• _WRITTEN PROBLEM_: Reproduce all the material exactly, minus any pictures it holds.

• _RECORD LIST_:
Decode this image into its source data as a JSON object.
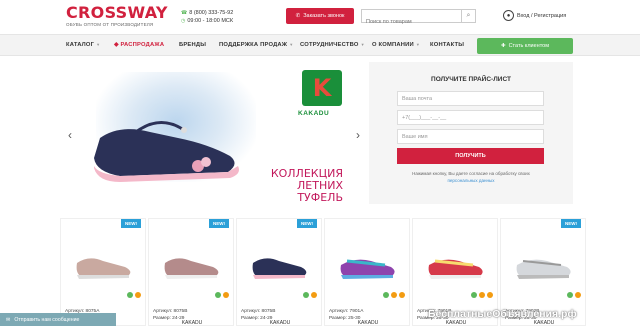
{
  "header": {
    "logo": "CROSSWAY",
    "logo_tagline": "ОБУВЬ ОПТОМ ОТ ПРОИЗВОДИТЕЛЯ",
    "phone": "8 (800) 333-75-92",
    "hours": "09:00 - 18:00 МСК",
    "callback_label": "Заказать звонок",
    "search_placeholder": "Поиск по товарам",
    "login_label": "Вход / Регистрация"
  },
  "nav": {
    "items": [
      "КАТАЛОГ",
      "РАСПРОДАЖА",
      "БРЕНДЫ",
      "ПОДДЕРЖКА ПРОДАЖ",
      "СОТРУДНИЧЕСТВО",
      "О КОМПАНИИ",
      "КОНТАКТЫ"
    ],
    "partner_button": "Стать клиентом"
  },
  "banner": {
    "brand": "KAKADU",
    "collection_line1": "КОЛЛЕКЦИЯ",
    "collection_line2": "ЛЕТНИХ ТУФЕЛЬ"
  },
  "form": {
    "title": "ПОЛУЧИТЕ ПРАЙС-ЛИСТ",
    "name_placeholder": "Ваша почта",
    "phone_placeholder": "+7(___)___-__-__",
    "email_placeholder": "Ваше имя",
    "submit_label": "ПОЛУЧИТЬ",
    "consent_text": "Нажимая кнопку, Вы даете согласие на обработку своих",
    "consent_link": "персональных данных"
  },
  "products": [
    {
      "badge": "NEW!",
      "article": "Артикул: 8075A",
      "size": "Размер: 21-26",
      "brand": ""
    },
    {
      "badge": "NEW!",
      "article": "Артикул: 8075B",
      "size": "Размер: 24-29",
      "brand": "KAKADU"
    },
    {
      "badge": "NEW!",
      "article": "Артикул: 8075B",
      "size": "Размер: 24-29",
      "brand": "KAKADU"
    },
    {
      "badge": "",
      "article": "Артикул: 7901A",
      "size": "Размер: 25-30",
      "brand": "KAKADU"
    },
    {
      "badge": "",
      "article": "Артикул: 7901B",
      "size": "Размер: 25-30",
      "brand": "KAKADU"
    },
    {
      "badge": "NEW!",
      "article": "Артикул: 7902B",
      "size": "Размер: 25-30",
      "brand": "KAKADU"
    }
  ],
  "chat_label": "Отправить нам сообщение",
  "watermark": "БесплатныеОбъявления.рф",
  "colors": {
    "accent": "#d1213e",
    "green": "#5cb85c",
    "new_badge": "#2ba0d8"
  }
}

• _FINAL RESULT_:
Decode this image into its source data as a JSON object.
{
  "header": {
    "logo": "CROSSWAY",
    "logo_tagline": "ОБУВЬ ОПТОМ ОТ ПРОИЗВОДИТЕЛЯ",
    "phone": "8 (800) 333-75-92",
    "hours": "09:00 - 18:00 МСК",
    "callback_label": "Заказать звонок",
    "search_placeholder": "Поиск по товарам",
    "login_label": "Вход / Регистрация"
  },
  "nav": {
    "items": [
      "КАТАЛОГ",
      "РАСПРОДАЖА",
      "БРЕНДЫ",
      "ПОДДЕРЖКА ПРОДАЖ",
      "СОТРУДНИЧЕСТВО",
      "О КОМПАНИИ",
      "КОНТАКТЫ"
    ],
    "partner_button": "Стать клиентом"
  },
  "banner": {
    "brand": "KAKADU",
    "collection_line1": "КОЛЛЕКЦИЯ",
    "collection_line2": "ЛЕТНИХ ТУФЕЛЬ"
  },
  "form": {
    "title": "ПОЛУЧИТЕ ПРАЙС-ЛИСТ",
    "name_placeholder": "Ваша почта",
    "phone_placeholder": "+7(___)___-__-__",
    "email_placeholder": "Ваше имя",
    "submit_label": "ПОЛУЧИТЬ",
    "consent_text": "Нажимая кнопку, Вы даете согласие на обработку своих",
    "consent_link": "персональных данных"
  },
  "products": [
    {
      "badge": "NEW!",
      "article": "Артикул: 8075A",
      "size": "Размер: 21-26",
      "brand": ""
    },
    {
      "badge": "NEW!",
      "article": "Артикул: 8075B",
      "size": "Размер: 24-29",
      "brand": "KAKADU"
    },
    {
      "badge": "NEW!",
      "article": "Артикул: 8075B",
      "size": "Размер: 24-29",
      "brand": "KAKADU"
    },
    {
      "badge": "",
      "article": "Артикул: 7901A",
      "size": "Размер: 25-30",
      "brand": "KAKADU"
    },
    {
      "badge": "",
      "article": "Артикул: 7901B",
      "size": "Размер: 25-30",
      "brand": "KAKADU"
    },
    {
      "badge": "NEW!",
      "article": "Артикул: 7902B",
      "size": "Размер: 25-30",
      "brand": "KAKADU"
    }
  ],
  "chat_label": "Отправить нам сообщение",
  "watermark": "БесплатныеОбъявления.рф",
  "colors": {
    "accent": "#d1213e",
    "green": "#5cb85c",
    "new_badge": "#2ba0d8"
  }
}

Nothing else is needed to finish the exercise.